WORK TO BE COMPLETED:
Please print every record that follows, keeping each one exactly as it is.

(Items from a dataset)
....................
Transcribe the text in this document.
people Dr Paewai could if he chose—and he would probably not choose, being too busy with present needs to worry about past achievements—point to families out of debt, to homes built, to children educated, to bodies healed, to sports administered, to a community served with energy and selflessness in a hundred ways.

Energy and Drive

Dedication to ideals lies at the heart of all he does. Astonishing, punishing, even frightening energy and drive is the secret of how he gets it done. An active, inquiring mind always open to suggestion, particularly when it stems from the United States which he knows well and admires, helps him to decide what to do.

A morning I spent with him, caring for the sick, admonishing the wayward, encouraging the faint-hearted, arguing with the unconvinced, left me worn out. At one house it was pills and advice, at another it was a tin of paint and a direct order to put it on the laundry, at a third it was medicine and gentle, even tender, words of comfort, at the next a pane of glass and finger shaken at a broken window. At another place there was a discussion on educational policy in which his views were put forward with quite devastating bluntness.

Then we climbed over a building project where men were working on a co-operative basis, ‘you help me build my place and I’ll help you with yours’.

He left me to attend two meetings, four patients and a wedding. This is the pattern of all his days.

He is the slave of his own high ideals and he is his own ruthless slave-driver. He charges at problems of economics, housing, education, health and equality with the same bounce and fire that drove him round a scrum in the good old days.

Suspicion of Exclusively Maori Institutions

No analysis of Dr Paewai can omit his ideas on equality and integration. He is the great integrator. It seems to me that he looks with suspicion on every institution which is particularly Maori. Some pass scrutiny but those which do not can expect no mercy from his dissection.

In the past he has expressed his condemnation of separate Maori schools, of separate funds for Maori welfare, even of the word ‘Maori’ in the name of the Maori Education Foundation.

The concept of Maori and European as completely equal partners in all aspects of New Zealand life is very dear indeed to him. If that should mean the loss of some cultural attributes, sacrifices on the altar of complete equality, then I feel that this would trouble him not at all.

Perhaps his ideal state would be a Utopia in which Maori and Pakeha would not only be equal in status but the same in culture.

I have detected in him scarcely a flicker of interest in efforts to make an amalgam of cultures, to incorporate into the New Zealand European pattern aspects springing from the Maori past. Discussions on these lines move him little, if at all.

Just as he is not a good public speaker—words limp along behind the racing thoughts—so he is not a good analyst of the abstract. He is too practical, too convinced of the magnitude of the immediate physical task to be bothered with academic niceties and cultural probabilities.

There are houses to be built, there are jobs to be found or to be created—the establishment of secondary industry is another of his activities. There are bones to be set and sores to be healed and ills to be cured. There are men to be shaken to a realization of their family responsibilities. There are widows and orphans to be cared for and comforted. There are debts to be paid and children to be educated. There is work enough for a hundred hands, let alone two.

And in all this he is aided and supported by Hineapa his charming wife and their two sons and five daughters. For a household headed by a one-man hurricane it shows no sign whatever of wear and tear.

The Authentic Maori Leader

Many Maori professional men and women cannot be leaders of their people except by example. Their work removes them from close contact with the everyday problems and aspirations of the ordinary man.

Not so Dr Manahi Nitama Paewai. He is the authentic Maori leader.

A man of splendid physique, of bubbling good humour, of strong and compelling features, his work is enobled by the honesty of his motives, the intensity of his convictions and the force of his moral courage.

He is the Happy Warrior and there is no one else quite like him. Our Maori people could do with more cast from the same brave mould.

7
....................
REPLY:
Transcribe the text in this document.
people Dr Paewai could if he chose—and he would probably not choose, being too busy with present needs to worry about past achievements—point to families out of debt, to homes built, to children educated, to bodies healed, to sports administered, to a community served with energy and selflessness in a hundred ways.

Energy and Drive

Dedication to ideals lies at the heart of all he does. Astonishing, punishing, even frightening energy and drive is the secret of how he gets it done. An active, inquiring mind always open to suggestion, particularly when it stems from the United States which he knows well and admires, helps him to decide what to do.

A morning I spent with him, caring for the sick, admonishing the wayward, encouraging the faint-hearted, arguing with the unconvinced, left me worn out. At one house it was pills and advice, at another it was a tin of paint and a direct order to put it on the laundry, at a third it was medicine and gentle, even tender, words of comfort, at the next a pane of glass and finger shaken at a broken window. At another place there was a discussion on educational policy in which his views were put forward with quite devastating bluntness.

Then we climbed over a building project where men were working on a co-operative basis, ‘you help me build my place and I’ll help you with yours’.

He left me to attend two meetings, four patients and a wedding. This is the pattern of all his days.

He is the slave of his own high ideals and he is his own ruthless slave-driver. He charges at problems of economics, housing, education, health and equality with the same bounce and fire that drove him round a scrum in the good old days.

Suspicion of Exclusively Maori Institutions

No analysis of Dr Paewai can omit his ideas on equality and integration. He is the great integrator. It seems to me that he looks with suspicion on every institution which is particularly Maori. Some pass scrutiny but those which do not can expect no mercy from his dissection.

In the past he has expressed his condemnation of separate Maori schools, of separate funds for Maori welfare, even of the word ‘Maori’ in the name of the Maori Education Foundation.

The concept of Maori and European as completely equal partners in all aspects of New Zealand life is very dear indeed to him. If that should mean the loss of some cultural attributes, sacrifices on the altar of complete equality, then I feel that this would trouble him not at all.

Perhaps his ideal state would be a Utopia in which Maori and Pakeha would not only be equal in status but the same in culture.

I have detected in him scarcely a flicker of interest in efforts to make an amalgam of cultures, to incorporate into the New Zealand European pattern aspects springing from the Maori past. Discussions on these lines move him little, if at all.

Just as he is not a good public speaker—words limp along behind the racing thoughts—so he is not a good analyst of the abstract. He is too practical, too convinced of the magnitude of the immediate physical task to be bothered with academic niceties and cultural probabilities.

There are houses to be built, there are jobs to be found or to be created—the establishment of secondary industry is another of his activities. There are bones to be set and sores to be healed and ills to be cured. There are men to be shaken to a realization of their family responsibilities. There are widows and orphans to be cared for and comforted. There are debts to be paid and children to be educated. There is work enough for a hundred hands, let alone two.

And in all this he is aided and supported by Hineapa his charming wife and their two sons and five daughters. For a household headed by a one-man hurricane it shows no sign whatever of wear and tear.

The Authentic Maori Leader

Many Maori professional men and women cannot be leaders of their people except by example. Their work removes them from close contact with the everyday problems and aspirations of the ordinary man.

Not so Dr Manahi Nitama Paewai. He is the authentic Maori leader.

A man of splendid physique, of bubbling good humour, of strong and compelling features, his work is enobled by the honesty of his motives, the intensity of his convictions and the force of his moral courage.

He is the Happy Warrior and there is no one else quite like him. Our Maori people could do with more cast from the same brave mould.

7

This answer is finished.